━━ DATASET ENTRIES

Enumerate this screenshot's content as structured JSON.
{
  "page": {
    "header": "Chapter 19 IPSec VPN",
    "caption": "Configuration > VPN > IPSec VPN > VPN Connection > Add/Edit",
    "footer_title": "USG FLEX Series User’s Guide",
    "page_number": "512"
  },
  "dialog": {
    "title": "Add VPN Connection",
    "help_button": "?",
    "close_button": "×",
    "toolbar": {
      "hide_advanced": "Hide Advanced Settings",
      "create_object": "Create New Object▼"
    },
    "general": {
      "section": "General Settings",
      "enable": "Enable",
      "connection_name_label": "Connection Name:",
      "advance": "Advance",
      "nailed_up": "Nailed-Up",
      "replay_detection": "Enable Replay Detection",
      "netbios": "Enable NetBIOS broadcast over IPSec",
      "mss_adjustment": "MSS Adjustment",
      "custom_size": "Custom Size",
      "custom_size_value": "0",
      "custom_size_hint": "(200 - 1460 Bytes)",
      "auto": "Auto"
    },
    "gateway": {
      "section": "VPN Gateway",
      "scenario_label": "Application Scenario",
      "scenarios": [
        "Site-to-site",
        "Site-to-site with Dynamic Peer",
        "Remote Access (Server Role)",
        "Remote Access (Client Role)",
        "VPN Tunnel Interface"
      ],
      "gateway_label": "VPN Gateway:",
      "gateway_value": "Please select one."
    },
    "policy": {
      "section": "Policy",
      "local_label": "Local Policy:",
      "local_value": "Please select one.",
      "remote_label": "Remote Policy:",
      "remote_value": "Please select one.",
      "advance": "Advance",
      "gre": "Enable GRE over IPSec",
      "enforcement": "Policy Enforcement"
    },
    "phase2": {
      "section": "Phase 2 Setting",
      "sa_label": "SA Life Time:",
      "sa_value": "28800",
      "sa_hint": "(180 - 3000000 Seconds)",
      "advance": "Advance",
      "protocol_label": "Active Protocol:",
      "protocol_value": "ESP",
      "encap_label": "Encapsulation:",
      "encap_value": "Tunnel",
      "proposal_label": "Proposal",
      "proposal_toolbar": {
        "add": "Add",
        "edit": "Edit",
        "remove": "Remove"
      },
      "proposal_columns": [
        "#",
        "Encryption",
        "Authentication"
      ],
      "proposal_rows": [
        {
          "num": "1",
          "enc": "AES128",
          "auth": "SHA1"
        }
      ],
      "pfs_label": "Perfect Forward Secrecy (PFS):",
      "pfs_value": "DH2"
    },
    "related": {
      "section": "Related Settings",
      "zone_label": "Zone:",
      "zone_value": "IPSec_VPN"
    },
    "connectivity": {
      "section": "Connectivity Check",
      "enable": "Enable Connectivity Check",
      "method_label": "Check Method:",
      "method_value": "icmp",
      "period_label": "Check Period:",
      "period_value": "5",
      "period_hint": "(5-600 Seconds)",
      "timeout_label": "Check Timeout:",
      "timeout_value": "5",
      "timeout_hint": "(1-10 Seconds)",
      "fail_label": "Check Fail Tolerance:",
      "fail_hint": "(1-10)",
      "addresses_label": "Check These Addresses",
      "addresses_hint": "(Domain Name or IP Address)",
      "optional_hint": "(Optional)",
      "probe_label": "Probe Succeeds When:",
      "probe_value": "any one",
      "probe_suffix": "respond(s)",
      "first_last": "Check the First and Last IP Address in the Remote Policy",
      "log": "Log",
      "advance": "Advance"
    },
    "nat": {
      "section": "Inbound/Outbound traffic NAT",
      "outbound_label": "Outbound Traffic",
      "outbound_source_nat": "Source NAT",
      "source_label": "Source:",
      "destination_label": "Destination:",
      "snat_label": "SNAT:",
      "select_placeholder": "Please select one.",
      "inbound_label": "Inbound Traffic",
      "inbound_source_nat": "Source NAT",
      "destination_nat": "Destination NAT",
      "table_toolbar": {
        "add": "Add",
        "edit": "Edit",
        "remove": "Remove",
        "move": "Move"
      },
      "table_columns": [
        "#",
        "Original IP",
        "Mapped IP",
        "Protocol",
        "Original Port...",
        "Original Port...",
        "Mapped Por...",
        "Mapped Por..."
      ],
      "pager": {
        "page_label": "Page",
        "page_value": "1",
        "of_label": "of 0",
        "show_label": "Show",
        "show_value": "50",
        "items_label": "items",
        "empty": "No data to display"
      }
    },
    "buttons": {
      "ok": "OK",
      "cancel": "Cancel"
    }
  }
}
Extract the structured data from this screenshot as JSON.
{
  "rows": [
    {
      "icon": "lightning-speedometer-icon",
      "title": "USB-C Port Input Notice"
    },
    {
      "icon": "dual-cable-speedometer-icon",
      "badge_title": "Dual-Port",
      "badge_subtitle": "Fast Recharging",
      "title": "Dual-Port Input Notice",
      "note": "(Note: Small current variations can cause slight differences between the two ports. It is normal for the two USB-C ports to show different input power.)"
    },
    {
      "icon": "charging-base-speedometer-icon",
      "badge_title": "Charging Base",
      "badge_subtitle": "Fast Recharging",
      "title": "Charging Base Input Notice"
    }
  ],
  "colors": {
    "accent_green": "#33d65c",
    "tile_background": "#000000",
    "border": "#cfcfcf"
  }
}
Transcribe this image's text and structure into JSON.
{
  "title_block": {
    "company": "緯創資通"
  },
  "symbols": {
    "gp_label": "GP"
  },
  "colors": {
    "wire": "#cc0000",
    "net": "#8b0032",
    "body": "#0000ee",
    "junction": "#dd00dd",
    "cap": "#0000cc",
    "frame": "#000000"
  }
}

━━━━

### EXERCISE GOAL
Select every line of the records holding the string "Name".

### WORKED ANSWER
      "connection_name_label": "Connection Name:",
      "addresses_hint": "(Domain Name or IP Address)",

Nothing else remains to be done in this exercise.